Material provided:

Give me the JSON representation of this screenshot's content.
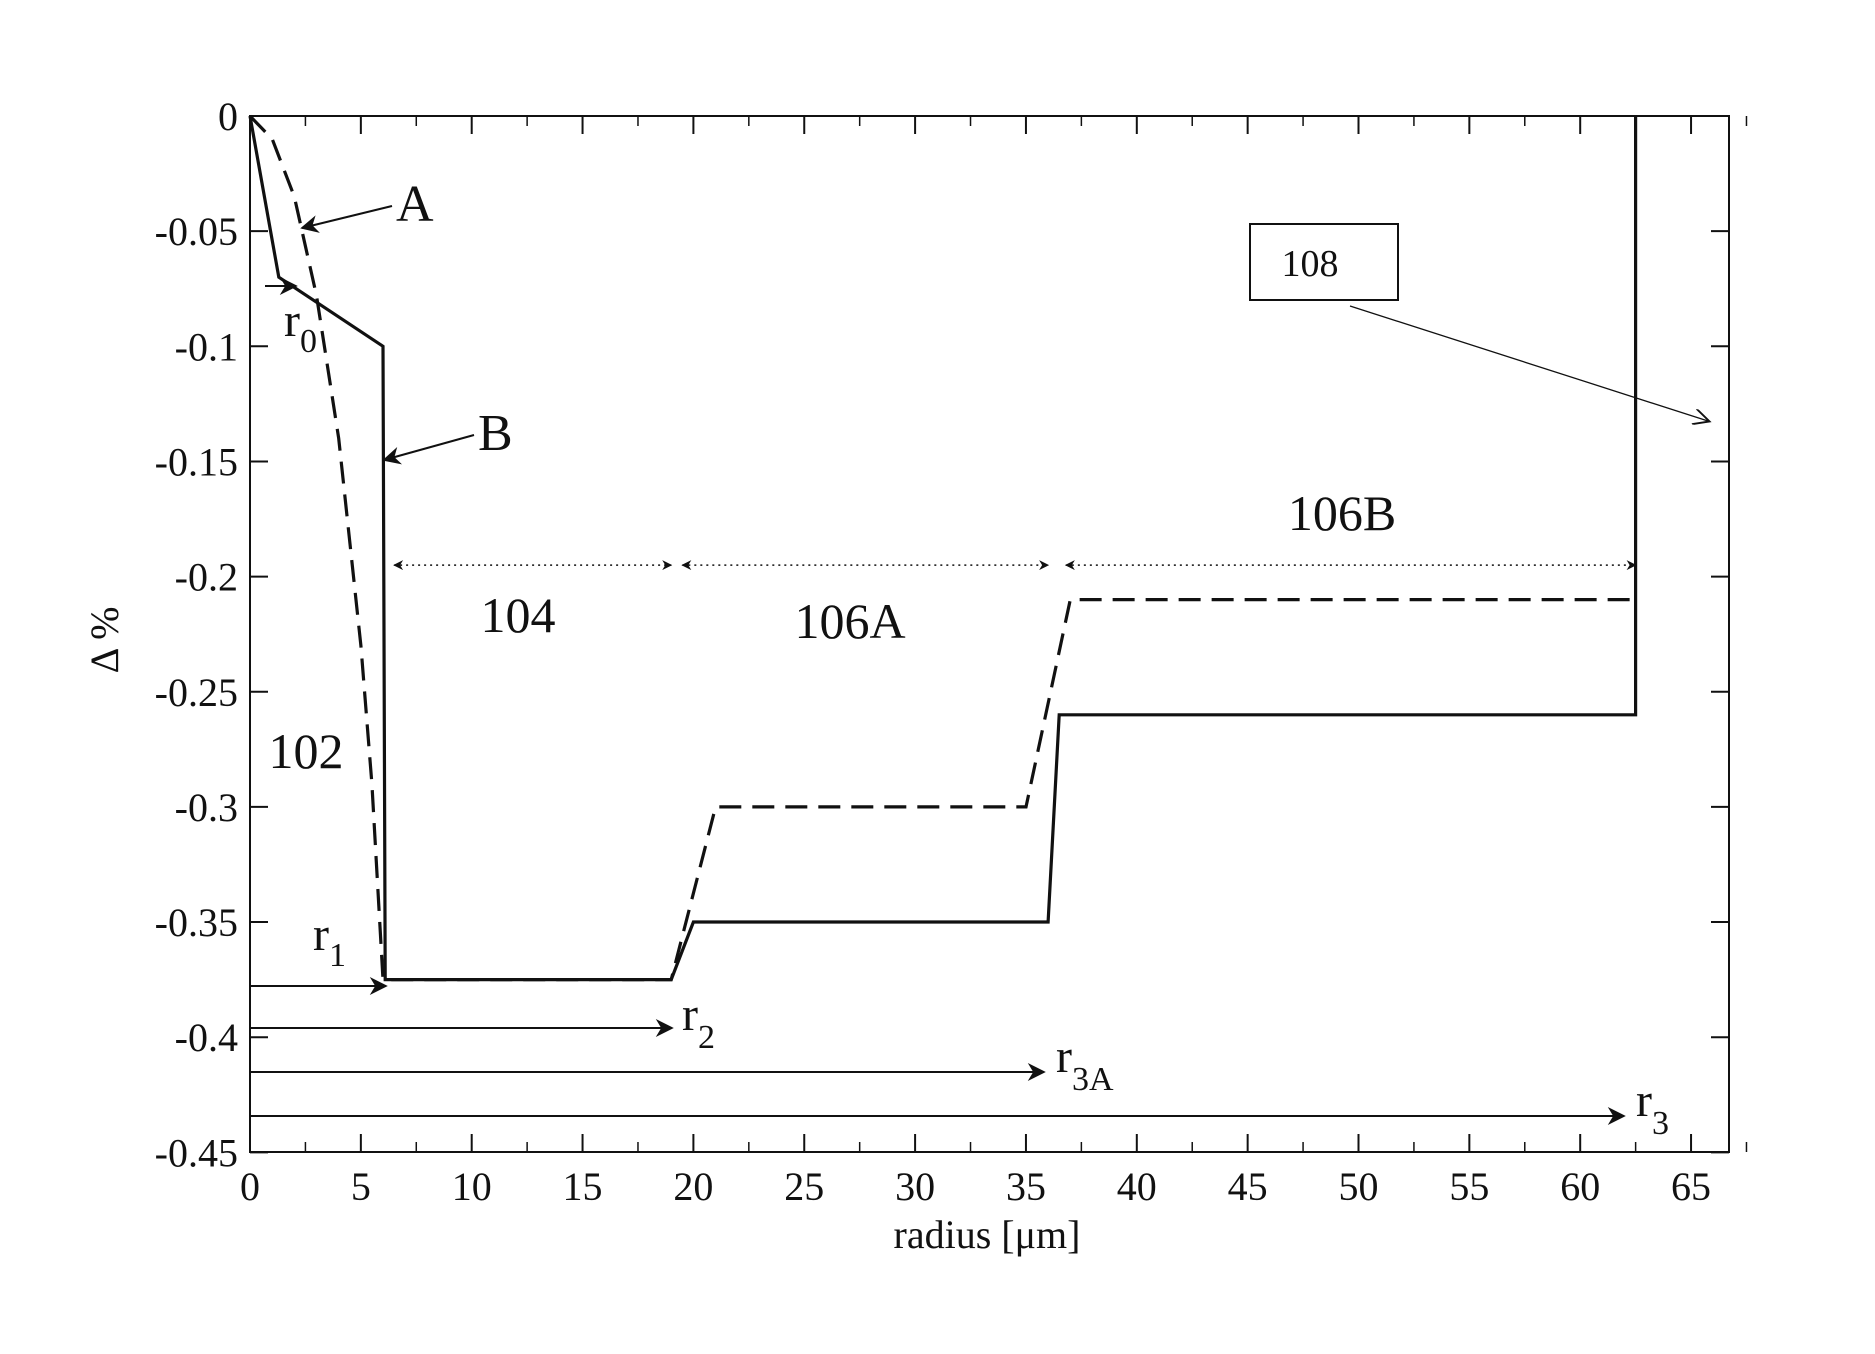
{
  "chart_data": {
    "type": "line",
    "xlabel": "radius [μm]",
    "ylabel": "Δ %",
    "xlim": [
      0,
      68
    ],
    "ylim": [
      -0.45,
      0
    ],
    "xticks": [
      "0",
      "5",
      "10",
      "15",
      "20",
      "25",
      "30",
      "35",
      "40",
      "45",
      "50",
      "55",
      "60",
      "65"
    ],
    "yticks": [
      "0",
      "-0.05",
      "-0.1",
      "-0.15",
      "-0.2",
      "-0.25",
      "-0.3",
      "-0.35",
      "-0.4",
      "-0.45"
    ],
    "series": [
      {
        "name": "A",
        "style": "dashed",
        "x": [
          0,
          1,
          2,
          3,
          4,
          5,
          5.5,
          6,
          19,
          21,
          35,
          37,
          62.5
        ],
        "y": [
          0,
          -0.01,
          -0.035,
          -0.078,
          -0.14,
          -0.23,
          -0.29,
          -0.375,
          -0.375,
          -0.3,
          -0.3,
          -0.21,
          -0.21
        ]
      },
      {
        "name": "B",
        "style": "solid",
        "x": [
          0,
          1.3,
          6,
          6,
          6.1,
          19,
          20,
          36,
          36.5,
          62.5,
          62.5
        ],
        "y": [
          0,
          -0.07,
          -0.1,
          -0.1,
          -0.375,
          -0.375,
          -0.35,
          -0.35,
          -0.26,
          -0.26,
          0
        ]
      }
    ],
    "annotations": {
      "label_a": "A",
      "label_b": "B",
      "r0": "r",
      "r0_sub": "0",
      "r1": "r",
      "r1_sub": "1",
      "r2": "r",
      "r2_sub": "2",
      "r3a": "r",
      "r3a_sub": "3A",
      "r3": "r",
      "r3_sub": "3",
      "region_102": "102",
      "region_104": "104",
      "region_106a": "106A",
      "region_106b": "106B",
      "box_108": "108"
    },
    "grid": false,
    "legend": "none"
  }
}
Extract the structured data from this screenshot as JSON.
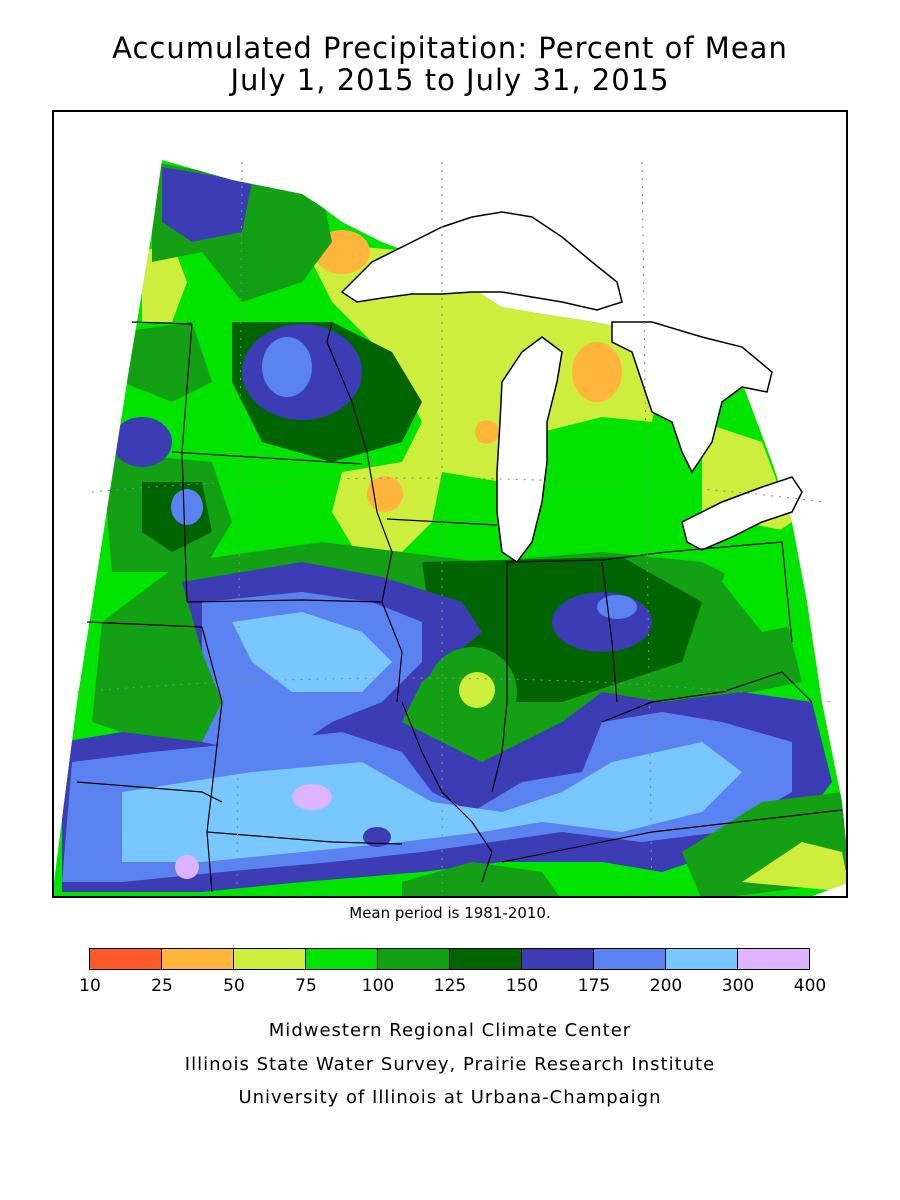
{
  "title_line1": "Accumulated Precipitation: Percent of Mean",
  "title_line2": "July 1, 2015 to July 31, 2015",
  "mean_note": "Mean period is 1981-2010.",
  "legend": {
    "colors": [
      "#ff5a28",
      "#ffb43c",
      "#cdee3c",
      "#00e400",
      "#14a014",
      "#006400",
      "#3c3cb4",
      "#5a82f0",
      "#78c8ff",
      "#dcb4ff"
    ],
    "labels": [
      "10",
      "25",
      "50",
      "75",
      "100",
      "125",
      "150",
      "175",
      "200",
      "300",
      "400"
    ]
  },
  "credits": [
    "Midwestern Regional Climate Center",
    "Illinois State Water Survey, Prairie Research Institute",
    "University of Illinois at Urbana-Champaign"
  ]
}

What the task requires: Write out every line of the entries that holds the word "screenshot".

The result:
Give me the JSON representation of this screenshot's content.
Extract the structured data from this screenshot as JSON.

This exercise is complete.